## Set task:
Could you pull out, word for word, the lines of the items below, starting with the very first line and going on through the line that contains "customer-service-phones: 4000 960"?

## The input:
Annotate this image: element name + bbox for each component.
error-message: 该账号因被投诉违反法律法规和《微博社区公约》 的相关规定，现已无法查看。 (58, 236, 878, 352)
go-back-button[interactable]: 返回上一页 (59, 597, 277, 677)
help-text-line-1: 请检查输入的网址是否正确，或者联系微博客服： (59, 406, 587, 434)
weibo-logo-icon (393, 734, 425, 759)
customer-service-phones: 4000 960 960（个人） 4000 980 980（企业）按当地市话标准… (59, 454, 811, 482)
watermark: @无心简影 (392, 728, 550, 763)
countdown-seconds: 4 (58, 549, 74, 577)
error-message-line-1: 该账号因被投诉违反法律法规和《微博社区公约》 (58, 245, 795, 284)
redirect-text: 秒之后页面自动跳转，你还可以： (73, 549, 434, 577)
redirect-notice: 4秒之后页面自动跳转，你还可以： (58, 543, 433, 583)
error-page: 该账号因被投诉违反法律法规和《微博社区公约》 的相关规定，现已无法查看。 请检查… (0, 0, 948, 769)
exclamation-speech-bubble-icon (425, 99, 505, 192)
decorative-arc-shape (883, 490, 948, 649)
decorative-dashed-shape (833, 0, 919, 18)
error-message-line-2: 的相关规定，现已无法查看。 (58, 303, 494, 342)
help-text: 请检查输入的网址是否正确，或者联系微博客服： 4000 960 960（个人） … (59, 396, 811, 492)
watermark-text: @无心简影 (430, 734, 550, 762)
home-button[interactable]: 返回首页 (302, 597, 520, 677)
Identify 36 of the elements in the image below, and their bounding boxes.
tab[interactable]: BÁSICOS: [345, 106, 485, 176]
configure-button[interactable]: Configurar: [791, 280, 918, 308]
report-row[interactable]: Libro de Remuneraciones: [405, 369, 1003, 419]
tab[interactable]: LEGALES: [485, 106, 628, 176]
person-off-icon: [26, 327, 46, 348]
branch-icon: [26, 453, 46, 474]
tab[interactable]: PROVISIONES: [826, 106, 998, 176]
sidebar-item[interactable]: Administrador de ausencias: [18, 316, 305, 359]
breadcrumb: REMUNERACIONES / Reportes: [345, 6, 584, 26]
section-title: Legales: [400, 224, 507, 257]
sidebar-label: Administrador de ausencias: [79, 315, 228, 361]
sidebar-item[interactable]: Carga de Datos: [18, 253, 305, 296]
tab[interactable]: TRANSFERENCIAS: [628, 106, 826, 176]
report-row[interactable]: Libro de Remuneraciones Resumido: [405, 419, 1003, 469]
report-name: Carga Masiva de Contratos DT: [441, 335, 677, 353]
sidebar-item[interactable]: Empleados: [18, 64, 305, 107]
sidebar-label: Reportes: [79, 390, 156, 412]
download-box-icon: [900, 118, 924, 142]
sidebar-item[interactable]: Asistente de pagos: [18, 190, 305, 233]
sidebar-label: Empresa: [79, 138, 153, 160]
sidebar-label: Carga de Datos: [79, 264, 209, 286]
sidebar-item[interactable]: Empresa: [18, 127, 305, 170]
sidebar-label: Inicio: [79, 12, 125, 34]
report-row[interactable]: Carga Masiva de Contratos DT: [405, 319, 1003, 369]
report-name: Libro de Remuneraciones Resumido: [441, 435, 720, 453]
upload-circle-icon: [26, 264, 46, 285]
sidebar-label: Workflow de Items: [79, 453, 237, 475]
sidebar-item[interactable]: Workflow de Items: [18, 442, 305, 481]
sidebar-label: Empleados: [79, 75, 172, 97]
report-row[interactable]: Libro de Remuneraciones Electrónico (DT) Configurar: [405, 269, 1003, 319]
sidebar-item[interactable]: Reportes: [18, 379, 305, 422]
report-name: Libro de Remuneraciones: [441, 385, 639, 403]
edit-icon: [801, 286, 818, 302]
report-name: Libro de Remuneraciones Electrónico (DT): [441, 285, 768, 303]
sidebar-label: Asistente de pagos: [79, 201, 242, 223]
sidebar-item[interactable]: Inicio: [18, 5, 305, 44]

## Solved exercise:
Annotate this image: element name + bbox for each component.
error-message: 该账号因被投诉违反法律法规和《微博社区公约》 的相关规定，现已无法查看。 (58, 236, 878, 352)
go-back-button[interactable]: 返回上一页 (59, 597, 277, 677)
help-text-line-1: 请检查输入的网址是否正确，或者联系微博客服： (59, 406, 587, 434)
weibo-logo-icon (393, 734, 425, 759)
customer-service-phones: 4000 960 960（个人） 4000 980 980（企业）按当地市话标准… (59, 454, 811, 482)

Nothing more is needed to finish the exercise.